● Given instruction 1
In the small object detection text, which modules does SO-RTDETR add on top of RT-DETR?
● Given instruction 2
Repeat word for word the part of the small object detection text between "The VisDrone dataset" and "and background interferences.", inclusive.

● Text shown
..............................
SO-RTDETR is a network optimized for small object detection. It introduces modules such as S2-CCFF and PPA basis on RT-DETR, which significantly enhance the model’s perception of small targets by enhancing fine-grained feature extraction capabilities. Especially in the feature pyramid structure, the fine capture of small target information is more sensitive, avoiding the loss of small target features in the downsampling process of traditional detection networks. Therefore, SO-RTDETR performs well in small target detection (mAP_s=0.157) and mAP_50 (0.393), making it suitable for small target scenarios that require high-sensitivity detection.
The VisDrone dataset in
Figure 9 displays city streets and roads at different times and locations. This includes various complex urban environments, including busy streets, intersecting roads, buildings, and bridges, which pose challenges to detection algorithms. From the detection effect diagram of the method in this article, it can be seen that the model has robustness for detecting small targets in different scenes, times, and types, especially for targets in complex scenes, as well as in varying lighting conditions, occlusions, and background interferences.
..............................
● Extracted data
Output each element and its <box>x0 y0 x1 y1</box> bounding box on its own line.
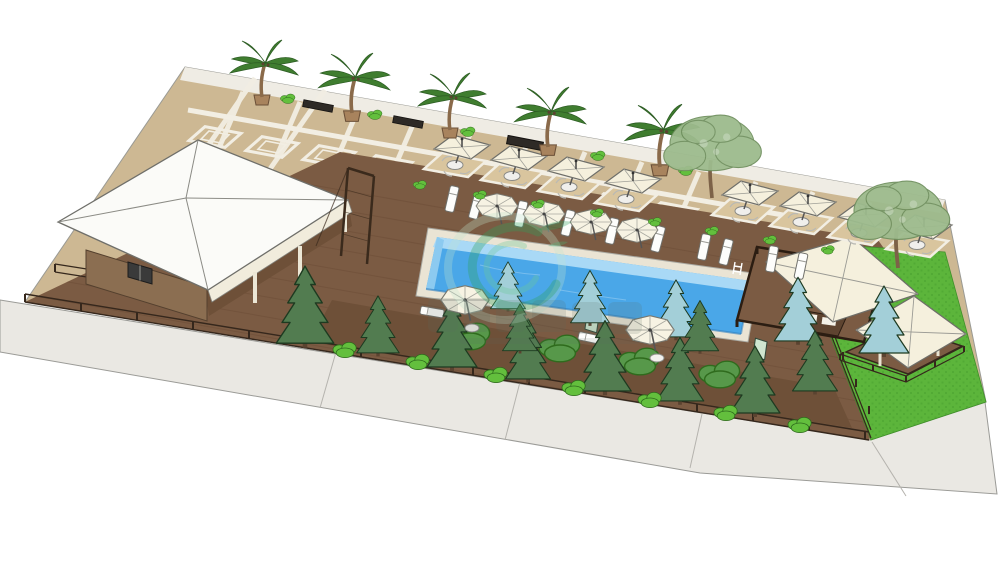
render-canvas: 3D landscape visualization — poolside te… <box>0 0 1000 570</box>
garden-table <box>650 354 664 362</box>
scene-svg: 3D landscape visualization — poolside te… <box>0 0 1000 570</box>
..............................
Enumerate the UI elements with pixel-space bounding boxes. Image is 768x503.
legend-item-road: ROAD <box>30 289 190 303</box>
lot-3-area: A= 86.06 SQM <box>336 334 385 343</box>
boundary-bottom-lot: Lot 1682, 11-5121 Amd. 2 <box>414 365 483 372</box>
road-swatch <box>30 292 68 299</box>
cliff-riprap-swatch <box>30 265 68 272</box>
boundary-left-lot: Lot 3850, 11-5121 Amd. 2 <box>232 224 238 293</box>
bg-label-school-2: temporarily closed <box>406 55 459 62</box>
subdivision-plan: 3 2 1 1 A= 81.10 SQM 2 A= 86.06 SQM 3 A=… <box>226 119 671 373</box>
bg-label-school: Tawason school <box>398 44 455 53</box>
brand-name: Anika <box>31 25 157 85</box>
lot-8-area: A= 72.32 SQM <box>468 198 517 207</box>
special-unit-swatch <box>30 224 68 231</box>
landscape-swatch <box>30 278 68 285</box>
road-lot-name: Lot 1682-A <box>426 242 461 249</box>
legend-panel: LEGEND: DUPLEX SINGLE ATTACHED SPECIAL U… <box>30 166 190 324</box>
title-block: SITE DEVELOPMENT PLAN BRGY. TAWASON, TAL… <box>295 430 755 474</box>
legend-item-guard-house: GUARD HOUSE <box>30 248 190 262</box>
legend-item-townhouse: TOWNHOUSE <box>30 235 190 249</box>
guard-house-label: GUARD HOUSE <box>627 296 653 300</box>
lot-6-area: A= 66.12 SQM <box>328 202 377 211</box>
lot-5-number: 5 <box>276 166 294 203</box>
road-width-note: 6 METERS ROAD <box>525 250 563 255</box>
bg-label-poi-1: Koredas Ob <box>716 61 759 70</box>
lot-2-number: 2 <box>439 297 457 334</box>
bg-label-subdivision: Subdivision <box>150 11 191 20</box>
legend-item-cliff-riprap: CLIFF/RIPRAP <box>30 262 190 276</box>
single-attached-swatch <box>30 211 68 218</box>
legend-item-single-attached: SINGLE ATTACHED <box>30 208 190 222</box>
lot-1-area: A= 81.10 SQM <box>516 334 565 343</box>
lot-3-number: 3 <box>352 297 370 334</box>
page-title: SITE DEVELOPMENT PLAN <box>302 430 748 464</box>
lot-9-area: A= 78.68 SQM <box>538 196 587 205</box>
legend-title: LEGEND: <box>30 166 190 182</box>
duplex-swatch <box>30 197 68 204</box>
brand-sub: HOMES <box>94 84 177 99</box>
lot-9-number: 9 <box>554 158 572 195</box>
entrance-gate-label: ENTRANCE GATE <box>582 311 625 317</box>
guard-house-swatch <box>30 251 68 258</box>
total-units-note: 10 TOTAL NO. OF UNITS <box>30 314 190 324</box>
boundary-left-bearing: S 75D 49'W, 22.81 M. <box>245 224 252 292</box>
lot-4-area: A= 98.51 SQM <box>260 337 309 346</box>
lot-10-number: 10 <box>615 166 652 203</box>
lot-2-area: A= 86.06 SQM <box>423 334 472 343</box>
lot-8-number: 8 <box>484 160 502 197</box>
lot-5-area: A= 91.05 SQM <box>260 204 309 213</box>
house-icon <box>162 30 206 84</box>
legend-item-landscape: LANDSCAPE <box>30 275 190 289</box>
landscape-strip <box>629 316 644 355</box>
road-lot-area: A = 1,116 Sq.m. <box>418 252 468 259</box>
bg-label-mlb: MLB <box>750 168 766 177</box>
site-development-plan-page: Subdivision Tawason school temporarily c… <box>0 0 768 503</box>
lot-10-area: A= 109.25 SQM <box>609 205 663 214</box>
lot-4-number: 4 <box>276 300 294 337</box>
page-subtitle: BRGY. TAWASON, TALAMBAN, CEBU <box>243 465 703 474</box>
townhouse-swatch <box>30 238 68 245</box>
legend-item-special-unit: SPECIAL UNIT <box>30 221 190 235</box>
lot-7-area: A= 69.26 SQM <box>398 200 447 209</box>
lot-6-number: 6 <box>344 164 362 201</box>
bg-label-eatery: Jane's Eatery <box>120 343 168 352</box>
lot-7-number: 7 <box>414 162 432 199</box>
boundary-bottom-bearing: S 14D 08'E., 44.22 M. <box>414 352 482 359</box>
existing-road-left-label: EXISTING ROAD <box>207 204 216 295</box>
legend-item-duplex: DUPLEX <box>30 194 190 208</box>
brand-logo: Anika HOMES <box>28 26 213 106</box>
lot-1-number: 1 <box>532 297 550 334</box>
..............................
● Full response 1
S2-CCFF and PPA.

● Full response 2
The VisDrone dataset in
Figure 9 displays city streets and roads at different times and locations. This includes various complex urban environments, including busy streets, intersecting roads, buildings, and bridges, which pose challenges to detection algorithms. From the detection effect diagram of the method in this article, it can be seen that the model has robustness for detecting small targets in different scenes, times, and types, especially for targets in complex scenes, as well as in varying lighting conditions, occlusions, and background interferences.